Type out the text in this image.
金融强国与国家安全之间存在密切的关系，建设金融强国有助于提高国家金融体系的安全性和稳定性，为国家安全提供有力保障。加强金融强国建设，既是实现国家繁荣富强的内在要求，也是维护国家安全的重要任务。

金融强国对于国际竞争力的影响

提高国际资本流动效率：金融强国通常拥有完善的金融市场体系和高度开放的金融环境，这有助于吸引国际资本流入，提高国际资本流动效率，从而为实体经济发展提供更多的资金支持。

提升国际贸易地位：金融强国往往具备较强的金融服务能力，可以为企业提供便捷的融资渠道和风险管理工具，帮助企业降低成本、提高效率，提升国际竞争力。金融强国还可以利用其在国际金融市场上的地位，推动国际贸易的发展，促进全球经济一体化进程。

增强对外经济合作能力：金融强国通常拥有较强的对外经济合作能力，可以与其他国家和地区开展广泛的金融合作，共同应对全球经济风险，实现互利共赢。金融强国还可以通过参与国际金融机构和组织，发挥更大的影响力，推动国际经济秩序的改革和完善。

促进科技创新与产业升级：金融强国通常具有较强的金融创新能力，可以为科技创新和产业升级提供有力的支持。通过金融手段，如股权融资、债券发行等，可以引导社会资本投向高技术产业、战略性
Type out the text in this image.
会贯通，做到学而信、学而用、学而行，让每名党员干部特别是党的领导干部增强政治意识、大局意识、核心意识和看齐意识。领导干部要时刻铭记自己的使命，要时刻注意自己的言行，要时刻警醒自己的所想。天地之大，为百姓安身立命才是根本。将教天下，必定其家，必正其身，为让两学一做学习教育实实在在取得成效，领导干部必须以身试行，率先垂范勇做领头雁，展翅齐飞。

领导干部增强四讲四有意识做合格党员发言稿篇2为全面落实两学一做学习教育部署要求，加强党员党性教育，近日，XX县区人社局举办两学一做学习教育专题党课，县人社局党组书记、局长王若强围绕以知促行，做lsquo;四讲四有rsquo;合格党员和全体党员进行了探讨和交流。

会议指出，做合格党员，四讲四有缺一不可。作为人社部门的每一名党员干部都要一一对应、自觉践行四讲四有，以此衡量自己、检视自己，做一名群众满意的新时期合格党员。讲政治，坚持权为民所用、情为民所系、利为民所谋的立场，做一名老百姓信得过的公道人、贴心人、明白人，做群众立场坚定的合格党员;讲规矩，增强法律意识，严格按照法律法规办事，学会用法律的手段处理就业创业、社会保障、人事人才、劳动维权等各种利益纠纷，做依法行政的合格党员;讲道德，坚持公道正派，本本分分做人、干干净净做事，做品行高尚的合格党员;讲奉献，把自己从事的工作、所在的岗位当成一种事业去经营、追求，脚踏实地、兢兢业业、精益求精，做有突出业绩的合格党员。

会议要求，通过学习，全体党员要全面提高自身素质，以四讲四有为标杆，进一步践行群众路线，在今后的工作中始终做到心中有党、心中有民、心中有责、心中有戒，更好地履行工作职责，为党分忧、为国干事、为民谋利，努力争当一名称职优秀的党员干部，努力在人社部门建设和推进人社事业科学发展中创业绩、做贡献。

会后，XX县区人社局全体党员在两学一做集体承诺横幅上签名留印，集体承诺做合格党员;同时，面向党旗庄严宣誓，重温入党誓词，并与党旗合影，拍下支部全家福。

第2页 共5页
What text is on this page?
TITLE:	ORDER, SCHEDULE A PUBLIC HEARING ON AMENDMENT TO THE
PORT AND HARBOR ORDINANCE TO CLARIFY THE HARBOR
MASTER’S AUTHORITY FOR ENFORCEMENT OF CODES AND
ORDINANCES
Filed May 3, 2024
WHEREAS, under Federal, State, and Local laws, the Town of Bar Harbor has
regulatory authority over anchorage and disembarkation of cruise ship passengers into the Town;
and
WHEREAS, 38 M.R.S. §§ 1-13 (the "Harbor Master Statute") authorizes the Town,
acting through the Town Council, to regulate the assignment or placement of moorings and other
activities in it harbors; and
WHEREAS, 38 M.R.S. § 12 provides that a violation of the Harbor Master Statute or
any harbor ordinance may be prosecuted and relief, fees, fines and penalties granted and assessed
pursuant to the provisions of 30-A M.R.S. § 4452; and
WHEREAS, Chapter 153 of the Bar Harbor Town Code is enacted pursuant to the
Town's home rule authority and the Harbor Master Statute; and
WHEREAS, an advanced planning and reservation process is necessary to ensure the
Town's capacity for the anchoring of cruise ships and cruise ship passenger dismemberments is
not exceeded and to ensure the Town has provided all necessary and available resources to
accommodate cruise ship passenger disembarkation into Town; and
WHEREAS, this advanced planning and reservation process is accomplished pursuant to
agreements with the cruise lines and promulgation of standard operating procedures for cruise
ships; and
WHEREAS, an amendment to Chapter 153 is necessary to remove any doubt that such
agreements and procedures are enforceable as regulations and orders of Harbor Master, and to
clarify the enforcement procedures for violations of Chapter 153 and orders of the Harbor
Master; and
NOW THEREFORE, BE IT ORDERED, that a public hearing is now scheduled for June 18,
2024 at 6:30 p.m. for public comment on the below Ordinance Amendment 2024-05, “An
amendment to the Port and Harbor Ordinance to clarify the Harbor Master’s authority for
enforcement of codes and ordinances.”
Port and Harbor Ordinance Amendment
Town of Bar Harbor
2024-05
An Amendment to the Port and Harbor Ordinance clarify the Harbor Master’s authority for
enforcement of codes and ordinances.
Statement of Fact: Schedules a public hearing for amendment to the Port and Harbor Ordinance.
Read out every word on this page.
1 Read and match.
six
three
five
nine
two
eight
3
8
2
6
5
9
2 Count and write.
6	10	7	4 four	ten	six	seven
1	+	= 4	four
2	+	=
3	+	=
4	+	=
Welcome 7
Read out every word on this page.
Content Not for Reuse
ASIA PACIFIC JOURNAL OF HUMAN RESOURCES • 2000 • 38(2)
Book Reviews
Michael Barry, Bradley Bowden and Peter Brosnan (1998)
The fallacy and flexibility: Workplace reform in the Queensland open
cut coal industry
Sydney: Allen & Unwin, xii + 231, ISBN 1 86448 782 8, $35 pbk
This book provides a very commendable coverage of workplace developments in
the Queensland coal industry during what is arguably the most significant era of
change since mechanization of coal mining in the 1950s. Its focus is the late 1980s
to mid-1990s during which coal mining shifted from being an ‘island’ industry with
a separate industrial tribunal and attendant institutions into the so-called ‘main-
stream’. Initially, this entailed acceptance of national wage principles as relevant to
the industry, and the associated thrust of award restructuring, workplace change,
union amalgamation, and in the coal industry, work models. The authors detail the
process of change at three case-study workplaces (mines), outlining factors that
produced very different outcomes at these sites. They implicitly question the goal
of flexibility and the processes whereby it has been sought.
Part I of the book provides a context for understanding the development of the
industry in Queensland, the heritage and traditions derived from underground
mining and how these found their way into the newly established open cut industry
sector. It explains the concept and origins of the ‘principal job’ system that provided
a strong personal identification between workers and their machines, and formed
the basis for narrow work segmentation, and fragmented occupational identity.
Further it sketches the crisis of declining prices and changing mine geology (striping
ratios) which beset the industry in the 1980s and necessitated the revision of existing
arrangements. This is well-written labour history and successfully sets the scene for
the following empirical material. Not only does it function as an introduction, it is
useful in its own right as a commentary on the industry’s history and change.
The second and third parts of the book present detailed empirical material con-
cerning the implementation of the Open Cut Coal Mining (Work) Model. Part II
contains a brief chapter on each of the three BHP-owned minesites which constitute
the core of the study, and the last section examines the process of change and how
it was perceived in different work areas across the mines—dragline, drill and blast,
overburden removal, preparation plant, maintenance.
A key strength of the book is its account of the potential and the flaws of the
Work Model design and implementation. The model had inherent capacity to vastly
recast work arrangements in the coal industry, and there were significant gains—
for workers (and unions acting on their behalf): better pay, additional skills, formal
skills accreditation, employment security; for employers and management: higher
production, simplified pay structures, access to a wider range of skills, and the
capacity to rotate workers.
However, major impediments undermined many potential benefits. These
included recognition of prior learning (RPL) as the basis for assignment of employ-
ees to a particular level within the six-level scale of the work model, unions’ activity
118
======
• _EXERCISE DETAILS_
Copy out every line that includes the word "implementation".

• _RESULT OF THIS TASK_
cerning the implementation of the Open Cut Coal Mining (Work) Model. Part II
Work Model design and implementation. The model had inherent capacity to vastly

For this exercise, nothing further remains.